### [GIVEN PROBLEM]
Copy the part of the entries that begins with the line containing "Patent image size: (485, 537)." and ends with the line containing "The incident electromagnetic", changing "two-port" to "dual-port" and leaving everything else as it is. Return only that part.

### [PROVIDED INFORMATION]
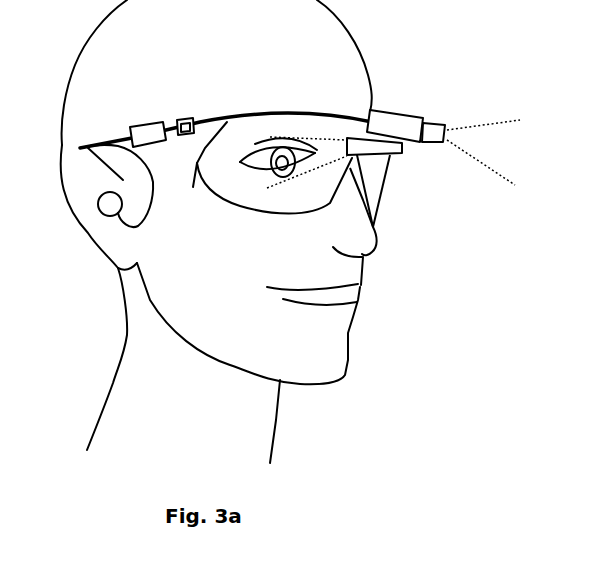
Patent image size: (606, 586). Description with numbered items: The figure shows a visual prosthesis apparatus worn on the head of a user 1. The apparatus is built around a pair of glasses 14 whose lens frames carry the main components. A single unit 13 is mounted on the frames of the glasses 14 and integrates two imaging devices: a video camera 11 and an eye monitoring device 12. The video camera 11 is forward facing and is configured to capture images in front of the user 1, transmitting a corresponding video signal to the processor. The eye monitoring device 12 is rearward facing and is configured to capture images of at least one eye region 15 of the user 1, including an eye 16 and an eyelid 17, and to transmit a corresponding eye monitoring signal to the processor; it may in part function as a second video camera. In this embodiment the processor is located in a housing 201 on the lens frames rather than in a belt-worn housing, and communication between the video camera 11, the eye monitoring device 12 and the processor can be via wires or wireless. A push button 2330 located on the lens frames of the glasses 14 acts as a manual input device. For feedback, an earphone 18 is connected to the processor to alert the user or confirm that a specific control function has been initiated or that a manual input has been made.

The user 1 is at (101, 75).
The push button 2330 is at (177, 118).
The housing 201 is at (155, 130).
The pair of glasses 14 is at (205, 117).
The single unit 13 is at (387, 110).
The video camera 11 is at (445, 122).
The eye monitoring device 12 is at (402, 155).
The eye region 15 is at (250, 172).
The eye 16 is at (268, 168).
The eyelid 17 is at (255, 155).
The earphone 18 is at (100, 213).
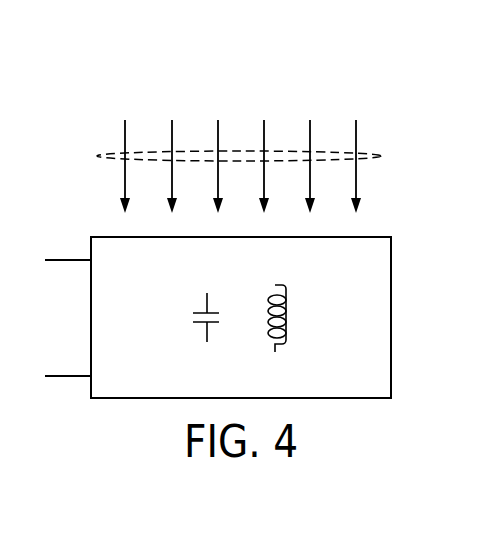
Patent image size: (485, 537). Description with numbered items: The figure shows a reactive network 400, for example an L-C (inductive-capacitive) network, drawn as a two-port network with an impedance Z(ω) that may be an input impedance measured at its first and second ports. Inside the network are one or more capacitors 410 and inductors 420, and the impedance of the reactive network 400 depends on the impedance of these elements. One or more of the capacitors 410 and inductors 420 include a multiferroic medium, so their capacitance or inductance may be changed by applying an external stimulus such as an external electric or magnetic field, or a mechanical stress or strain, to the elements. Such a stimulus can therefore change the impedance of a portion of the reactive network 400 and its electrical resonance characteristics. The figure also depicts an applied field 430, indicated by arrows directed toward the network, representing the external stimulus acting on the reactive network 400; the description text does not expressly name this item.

The reactive network 400 is at (132, 84).
The capacitor 410 is at (192, 318).
The inductor 420 is at (290, 318).
The incident electromagnetic wave front 430 is at (102, 155).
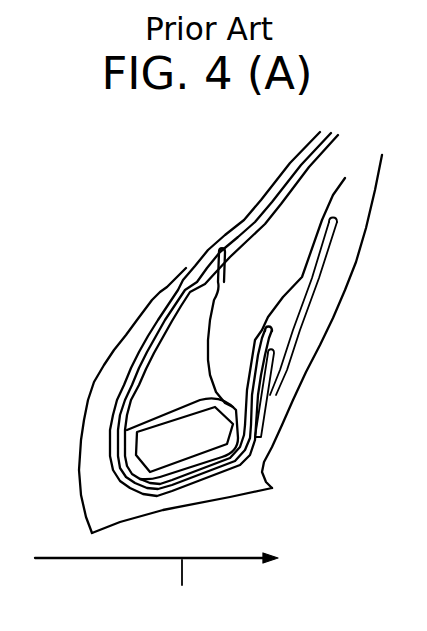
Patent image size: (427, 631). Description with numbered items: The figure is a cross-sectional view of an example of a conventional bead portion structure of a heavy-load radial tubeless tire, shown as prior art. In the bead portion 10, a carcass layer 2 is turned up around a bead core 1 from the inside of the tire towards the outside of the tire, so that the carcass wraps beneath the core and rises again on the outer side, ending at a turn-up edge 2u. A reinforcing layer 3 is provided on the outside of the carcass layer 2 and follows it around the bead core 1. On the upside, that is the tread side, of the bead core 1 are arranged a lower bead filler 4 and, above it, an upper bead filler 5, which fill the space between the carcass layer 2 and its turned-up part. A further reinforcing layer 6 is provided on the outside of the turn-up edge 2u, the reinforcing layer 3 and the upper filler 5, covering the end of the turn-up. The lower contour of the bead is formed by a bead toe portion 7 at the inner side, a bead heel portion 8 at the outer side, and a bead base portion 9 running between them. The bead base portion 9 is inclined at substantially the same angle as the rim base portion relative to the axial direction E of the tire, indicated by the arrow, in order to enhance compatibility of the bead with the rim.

The bead core 1 is at (157, 448).
The carcass layer 2 is at (143, 342).
The turn-up edge 2u is at (264, 332).
The reinforcing layer 3 is at (178, 292).
The lower bead filler 4 is at (158, 383).
The upper bead filler 5 is at (281, 252).
The reinforcing layer 6 is at (273, 372).
The bead toe portion 7 is at (91, 533).
The bead heel portion 8 is at (268, 486).
The bead base portion 9 is at (188, 505).
The bead portion 10 is at (181, 245).
The axial direction E is at (156, 587).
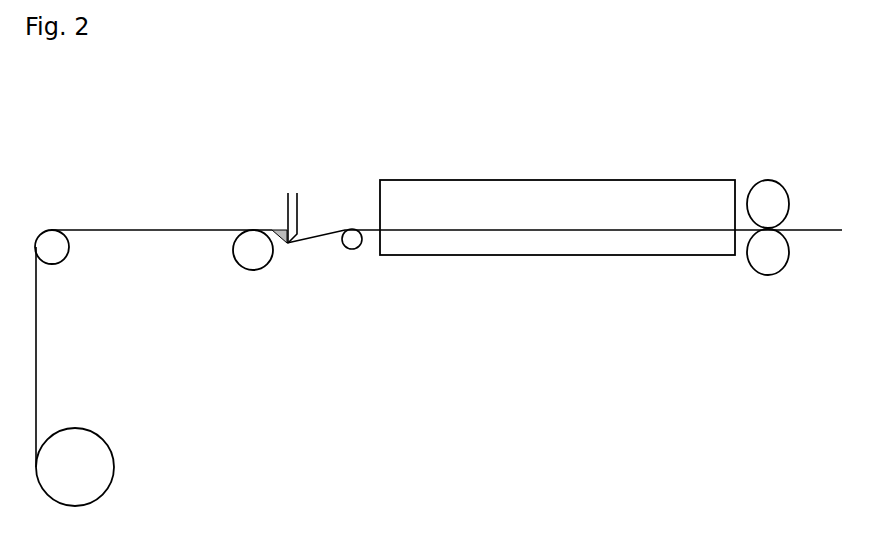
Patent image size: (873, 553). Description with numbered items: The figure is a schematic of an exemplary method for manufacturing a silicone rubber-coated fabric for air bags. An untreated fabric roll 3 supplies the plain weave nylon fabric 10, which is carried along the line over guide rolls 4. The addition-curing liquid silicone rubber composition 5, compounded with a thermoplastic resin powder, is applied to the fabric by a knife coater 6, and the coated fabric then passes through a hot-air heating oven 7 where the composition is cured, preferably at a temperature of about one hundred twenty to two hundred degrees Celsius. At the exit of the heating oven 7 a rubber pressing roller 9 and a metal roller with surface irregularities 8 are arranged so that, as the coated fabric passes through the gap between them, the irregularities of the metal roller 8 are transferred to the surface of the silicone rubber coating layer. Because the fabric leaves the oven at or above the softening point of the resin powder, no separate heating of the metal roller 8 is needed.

The untreated fabric roll 3 is at (112, 448).
The guide rolls 4 is at (348, 253).
The addition-curing liquid silicone rubber composition 5 is at (273, 232).
The knife coater 6 is at (293, 205).
The heating oven 7 is at (493, 261).
The metal roller with surface irregularities 8 is at (770, 180).
The rubber pressing roller 9 is at (770, 274).
The plain weave fabric of Nylon 66 10 is at (37, 372).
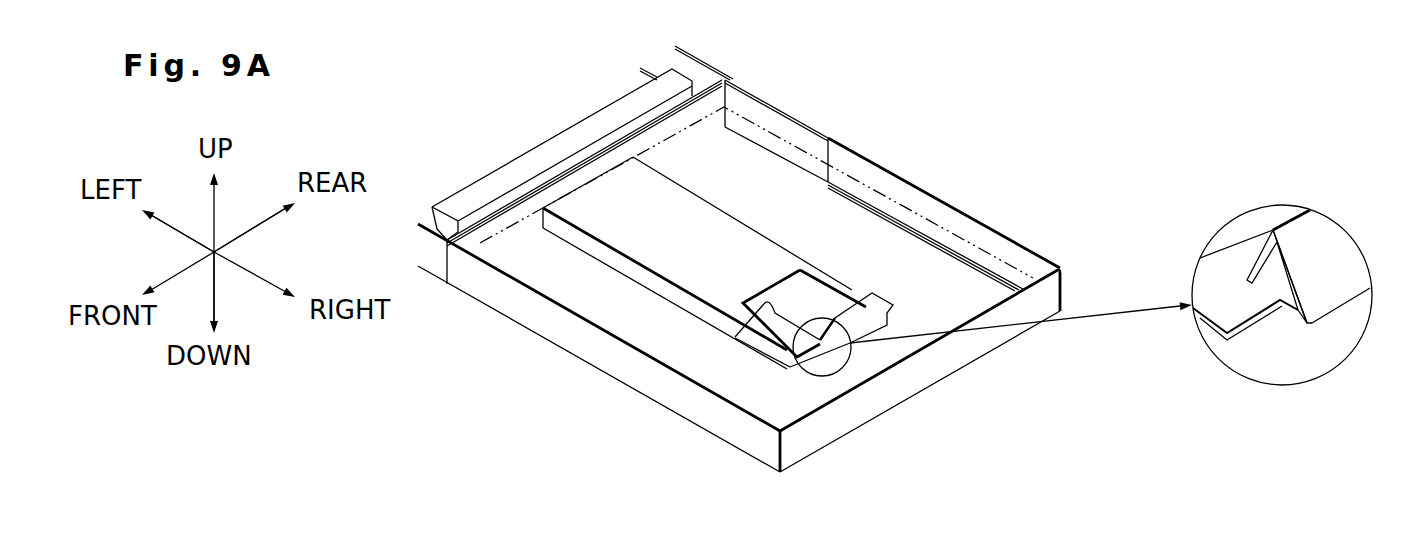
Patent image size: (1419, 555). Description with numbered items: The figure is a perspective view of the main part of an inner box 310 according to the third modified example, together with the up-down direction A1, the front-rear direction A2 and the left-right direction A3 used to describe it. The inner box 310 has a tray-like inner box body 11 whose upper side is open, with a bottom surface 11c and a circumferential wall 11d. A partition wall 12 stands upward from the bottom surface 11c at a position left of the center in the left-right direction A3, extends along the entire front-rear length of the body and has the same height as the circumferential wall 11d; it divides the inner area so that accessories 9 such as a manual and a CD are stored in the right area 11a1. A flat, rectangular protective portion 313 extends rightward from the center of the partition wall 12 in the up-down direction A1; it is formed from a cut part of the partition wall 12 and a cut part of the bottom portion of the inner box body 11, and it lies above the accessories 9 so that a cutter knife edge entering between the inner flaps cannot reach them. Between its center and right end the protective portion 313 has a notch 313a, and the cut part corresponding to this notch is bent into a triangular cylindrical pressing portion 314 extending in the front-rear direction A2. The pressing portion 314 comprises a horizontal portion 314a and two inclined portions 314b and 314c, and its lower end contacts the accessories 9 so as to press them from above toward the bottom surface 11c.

The accessories 9 is at (880, 190).
The inner box body 11 is at (832, 115).
The right area 11a1 is at (1018, 262).
The bottom surface 11c is at (867, 367).
The circumferential wall 11d is at (945, 360).
The partition wall 12 is at (482, 232).
The inner box 310 is at (1068, 130).
The protective portion 313 is at (660, 258).
The notch 313a is at (755, 310).
The pressing portion 314 is at (1385, 437).
The horizontal portion 314a is at (1285, 305).
The inclined portion 314b is at (1312, 270).
The inclined portion 314c is at (1247, 255).
The up-down direction A1 is at (220, 280).
The front-rear direction A2 is at (249, 236).
The left-right direction A3 is at (176, 230).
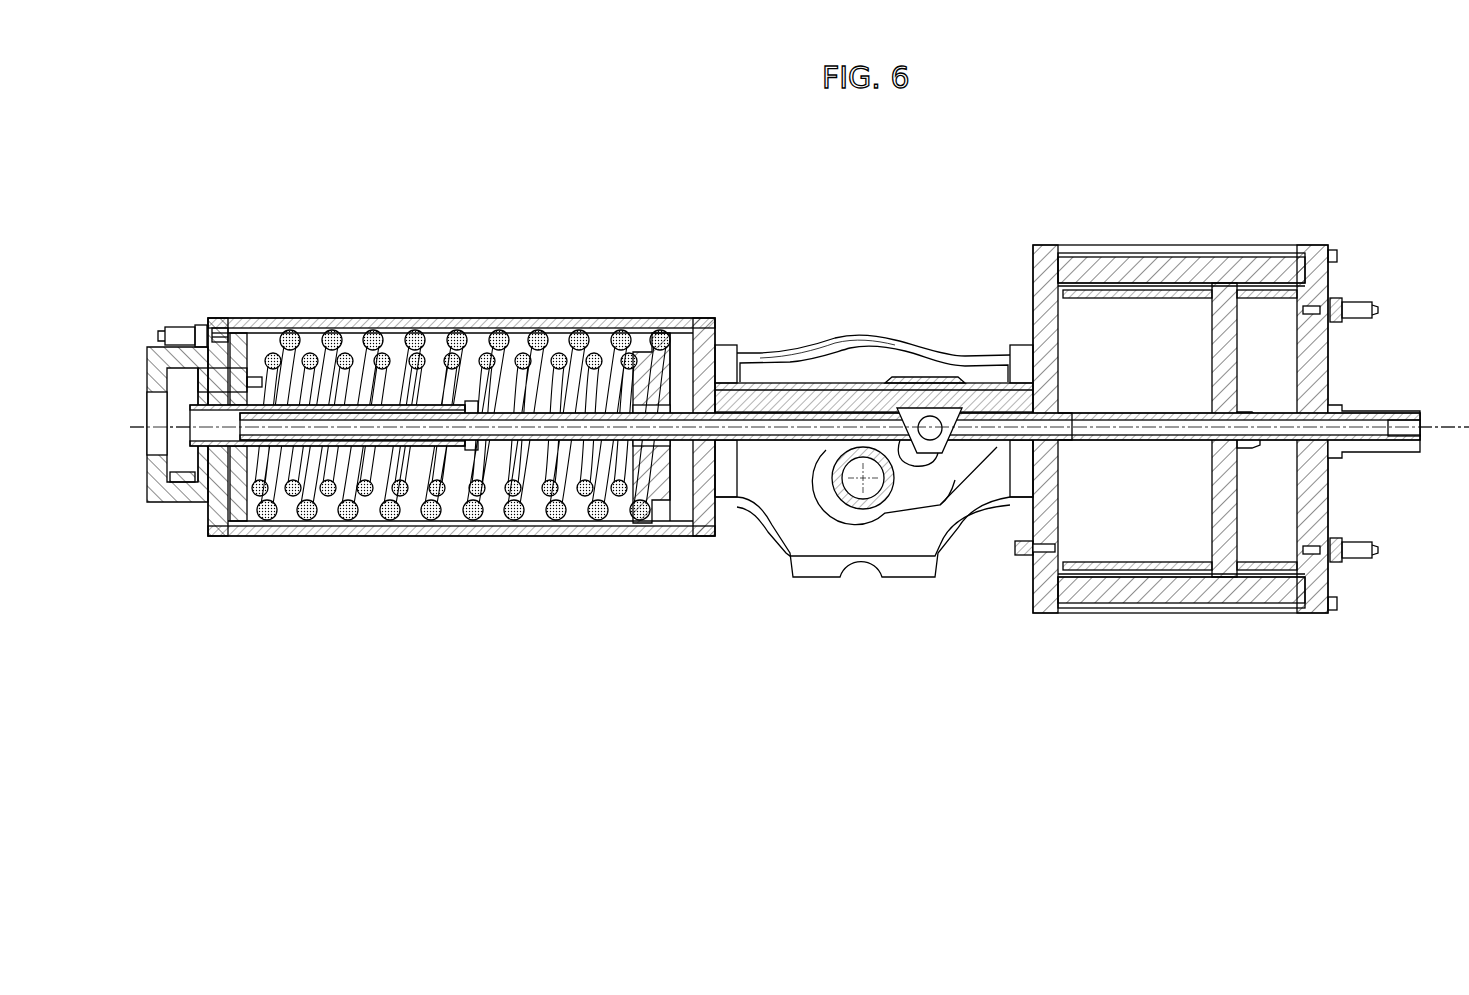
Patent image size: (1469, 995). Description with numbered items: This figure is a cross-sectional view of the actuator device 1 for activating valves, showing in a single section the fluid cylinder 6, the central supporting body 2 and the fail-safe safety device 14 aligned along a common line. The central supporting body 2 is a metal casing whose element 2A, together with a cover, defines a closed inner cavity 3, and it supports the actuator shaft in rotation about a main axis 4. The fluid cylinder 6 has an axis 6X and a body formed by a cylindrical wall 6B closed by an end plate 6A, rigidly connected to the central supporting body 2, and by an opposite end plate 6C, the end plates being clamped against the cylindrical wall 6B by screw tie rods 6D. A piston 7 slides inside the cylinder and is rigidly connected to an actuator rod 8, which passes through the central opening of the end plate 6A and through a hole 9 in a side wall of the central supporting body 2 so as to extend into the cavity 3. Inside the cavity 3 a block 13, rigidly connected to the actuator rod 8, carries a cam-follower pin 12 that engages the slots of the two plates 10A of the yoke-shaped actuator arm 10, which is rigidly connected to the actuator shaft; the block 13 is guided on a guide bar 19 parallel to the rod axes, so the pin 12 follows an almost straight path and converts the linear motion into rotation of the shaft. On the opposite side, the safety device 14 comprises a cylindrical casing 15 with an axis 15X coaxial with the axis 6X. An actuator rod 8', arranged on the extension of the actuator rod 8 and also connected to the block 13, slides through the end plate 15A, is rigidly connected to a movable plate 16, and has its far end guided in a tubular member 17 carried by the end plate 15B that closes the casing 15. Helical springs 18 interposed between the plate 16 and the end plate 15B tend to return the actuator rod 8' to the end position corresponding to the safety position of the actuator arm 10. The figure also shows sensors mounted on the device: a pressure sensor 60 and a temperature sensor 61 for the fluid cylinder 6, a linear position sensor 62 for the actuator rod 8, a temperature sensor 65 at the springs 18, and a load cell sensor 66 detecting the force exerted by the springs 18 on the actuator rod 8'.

The actuator device 1 is at (629, 196).
The central supporting body 2 is at (940, 346).
The element 2A is at (800, 346).
The inner cavity 3 is at (775, 545).
The main axis 4 is at (852, 482).
The fluid cylinder 6 is at (1314, 243).
The end plate 6A is at (1040, 300).
The cylindrical wall 6B is at (1252, 255).
The end plate 6C is at (1322, 362).
The screw tie rods 6D is at (1192, 253).
The axis 6X is at (1428, 445).
The piston 7 is at (1210, 518).
The actuator rod 8 is at (830, 403).
The actuator rod 8' is at (364, 506).
The hole 9 is at (1070, 413).
The actuator arm 10 is at (927, 518).
The plates 10A is at (955, 482).
The cam-follower pin 12 is at (932, 453).
The block 13 is at (915, 377).
The fail-safe safety device 14 is at (545, 318).
The cylindrical casing 15 is at (603, 537).
The end plate 15A is at (705, 333).
The end plate 15B is at (214, 320).
The axis 15X is at (195, 503).
The plate 16 is at (668, 350).
The tubular member 17 is at (348, 537).
The helical springs 18 is at (402, 340).
The guide bar 19 is at (845, 383).
The pressure sensor 60 is at (1356, 560).
The temperature sensor 61 is at (1356, 303).
The linear position sensor 62 is at (1022, 557).
The temperature sensor 65 is at (180, 325).
The load cell sensor 66 is at (170, 414).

### [SOLUTION FOR THIS TASK]
Patent image size: (485, 537). Description with numbered items: The figure shows a reactive network 400, for example an L-C (inductive-capacitive) network, drawn as a dual-port network with an impedance Z(ω) that may be an input impedance measured at its first and second ports. Inside the network are one or more capacitors 410 and inductors 420, and the impedance of the reactive network 400 depends on the impedance of these elements. One or more of the capacitors 410 and inductors 420 include a multiferroic medium, so their capacitance or inductance may be changed by applying an external stimulus such as an external electric or magnetic field, or a mechanical stress or strain, to the elements. Such a stimulus can therefore change the impedance of a portion of the reactive network 400 and its electrical resonance characteristics. The figure also depicts an applied field 430, indicated by arrows directed toward the network, representing the external stimulus acting on the reactive network 400; the description text does not expressly name this item.

The reactive network 400 is at (132, 84).
The capacitor 410 is at (192, 318).
The inductor 420 is at (290, 318).
The incident electromagnetic wave front 430 is at (102, 155).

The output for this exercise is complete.